* _Provided records_:
— begin —

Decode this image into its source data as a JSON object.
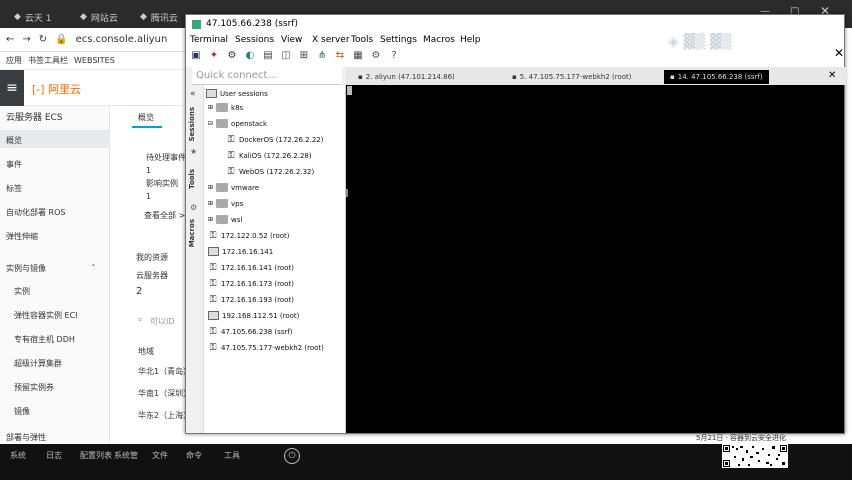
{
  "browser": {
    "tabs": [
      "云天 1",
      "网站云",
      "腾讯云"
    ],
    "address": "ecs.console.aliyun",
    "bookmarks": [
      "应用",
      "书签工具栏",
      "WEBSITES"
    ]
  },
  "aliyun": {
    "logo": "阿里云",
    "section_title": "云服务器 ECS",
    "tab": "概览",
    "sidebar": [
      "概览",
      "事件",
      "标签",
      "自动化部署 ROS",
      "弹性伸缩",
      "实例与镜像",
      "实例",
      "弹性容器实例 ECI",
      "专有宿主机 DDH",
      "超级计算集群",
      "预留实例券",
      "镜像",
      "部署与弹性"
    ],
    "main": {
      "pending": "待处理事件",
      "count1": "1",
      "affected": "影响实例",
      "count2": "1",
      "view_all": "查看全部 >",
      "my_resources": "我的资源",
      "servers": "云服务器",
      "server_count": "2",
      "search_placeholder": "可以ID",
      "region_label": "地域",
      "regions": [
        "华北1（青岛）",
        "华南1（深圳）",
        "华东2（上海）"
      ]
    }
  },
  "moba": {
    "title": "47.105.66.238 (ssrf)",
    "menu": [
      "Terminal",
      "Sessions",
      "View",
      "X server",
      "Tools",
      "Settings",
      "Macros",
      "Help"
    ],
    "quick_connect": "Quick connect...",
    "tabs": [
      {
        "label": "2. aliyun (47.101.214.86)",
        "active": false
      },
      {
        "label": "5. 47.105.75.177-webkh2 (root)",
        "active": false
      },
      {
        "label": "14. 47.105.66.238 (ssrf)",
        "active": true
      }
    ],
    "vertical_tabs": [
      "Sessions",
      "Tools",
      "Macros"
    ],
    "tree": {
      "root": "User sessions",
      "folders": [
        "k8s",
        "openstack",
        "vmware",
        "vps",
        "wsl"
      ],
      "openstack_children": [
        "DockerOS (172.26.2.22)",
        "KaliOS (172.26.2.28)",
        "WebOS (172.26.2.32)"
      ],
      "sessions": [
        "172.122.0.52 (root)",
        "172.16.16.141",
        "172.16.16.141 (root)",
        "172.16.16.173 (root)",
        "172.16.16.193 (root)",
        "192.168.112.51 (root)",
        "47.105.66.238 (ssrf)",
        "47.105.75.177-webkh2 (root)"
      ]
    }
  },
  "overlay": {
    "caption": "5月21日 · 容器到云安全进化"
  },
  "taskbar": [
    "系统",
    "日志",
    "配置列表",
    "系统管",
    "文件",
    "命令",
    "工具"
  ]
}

— end —
— begin —

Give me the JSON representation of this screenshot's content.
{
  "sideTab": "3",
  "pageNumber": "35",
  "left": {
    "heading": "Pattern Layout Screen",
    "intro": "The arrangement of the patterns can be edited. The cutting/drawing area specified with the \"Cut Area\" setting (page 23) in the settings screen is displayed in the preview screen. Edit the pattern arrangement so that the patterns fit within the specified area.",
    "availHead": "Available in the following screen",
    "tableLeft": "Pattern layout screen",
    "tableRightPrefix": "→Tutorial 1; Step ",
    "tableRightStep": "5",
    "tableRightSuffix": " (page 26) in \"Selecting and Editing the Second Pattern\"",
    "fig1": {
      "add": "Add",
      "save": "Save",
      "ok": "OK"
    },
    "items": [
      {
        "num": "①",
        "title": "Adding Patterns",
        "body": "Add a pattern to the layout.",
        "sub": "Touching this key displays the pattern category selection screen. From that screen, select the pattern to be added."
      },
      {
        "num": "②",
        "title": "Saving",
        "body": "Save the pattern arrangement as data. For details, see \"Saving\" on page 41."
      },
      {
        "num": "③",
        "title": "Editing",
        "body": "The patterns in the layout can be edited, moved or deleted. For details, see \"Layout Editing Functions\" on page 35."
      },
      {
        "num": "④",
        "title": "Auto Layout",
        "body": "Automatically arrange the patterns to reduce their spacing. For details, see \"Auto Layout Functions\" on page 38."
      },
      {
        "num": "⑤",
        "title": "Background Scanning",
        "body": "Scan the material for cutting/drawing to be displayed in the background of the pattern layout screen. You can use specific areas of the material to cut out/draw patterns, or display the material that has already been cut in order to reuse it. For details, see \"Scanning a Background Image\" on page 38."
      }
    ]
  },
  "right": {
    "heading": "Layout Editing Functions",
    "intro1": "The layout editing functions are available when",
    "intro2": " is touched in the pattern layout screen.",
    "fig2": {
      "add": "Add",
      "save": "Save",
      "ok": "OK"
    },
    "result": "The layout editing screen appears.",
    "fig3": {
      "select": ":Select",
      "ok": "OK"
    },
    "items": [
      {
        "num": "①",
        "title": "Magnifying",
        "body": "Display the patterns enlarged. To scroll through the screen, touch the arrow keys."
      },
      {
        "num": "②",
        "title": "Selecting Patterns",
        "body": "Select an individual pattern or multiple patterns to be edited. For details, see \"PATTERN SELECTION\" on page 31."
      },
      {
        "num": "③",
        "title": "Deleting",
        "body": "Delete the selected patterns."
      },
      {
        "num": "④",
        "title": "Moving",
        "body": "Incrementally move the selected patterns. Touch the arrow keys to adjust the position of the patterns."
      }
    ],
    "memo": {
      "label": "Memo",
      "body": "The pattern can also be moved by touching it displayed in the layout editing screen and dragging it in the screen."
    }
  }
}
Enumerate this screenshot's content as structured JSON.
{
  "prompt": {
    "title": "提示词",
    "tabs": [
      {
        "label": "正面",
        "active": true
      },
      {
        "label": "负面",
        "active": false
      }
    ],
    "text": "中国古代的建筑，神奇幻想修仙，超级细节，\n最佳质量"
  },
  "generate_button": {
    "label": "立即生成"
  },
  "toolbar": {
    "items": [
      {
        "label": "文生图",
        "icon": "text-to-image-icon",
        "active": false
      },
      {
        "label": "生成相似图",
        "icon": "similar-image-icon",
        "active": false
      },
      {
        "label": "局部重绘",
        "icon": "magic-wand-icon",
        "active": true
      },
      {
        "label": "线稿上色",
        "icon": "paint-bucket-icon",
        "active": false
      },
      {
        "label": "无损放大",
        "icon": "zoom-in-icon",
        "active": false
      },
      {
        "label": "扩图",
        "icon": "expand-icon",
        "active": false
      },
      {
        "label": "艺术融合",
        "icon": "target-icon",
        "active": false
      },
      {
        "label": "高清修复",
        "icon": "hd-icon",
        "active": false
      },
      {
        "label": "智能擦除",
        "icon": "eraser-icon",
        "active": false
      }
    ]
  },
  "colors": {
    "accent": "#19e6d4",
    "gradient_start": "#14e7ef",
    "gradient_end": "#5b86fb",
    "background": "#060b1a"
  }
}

— end —

* _Direction_: Identify the lines in the entries above that contain "icon", then copy them out.

* _Solution to the exercise_:
        "icon": "text-to-image-icon",
        "icon": "similar-image-icon",
        "icon": "magic-wand-icon",
        "icon": "paint-bucket-icon",
        "icon": "zoom-in-icon",
        "icon": "expand-icon",
        "icon": "target-icon",
        "icon": "hd-icon",
        "icon": "eraser-icon",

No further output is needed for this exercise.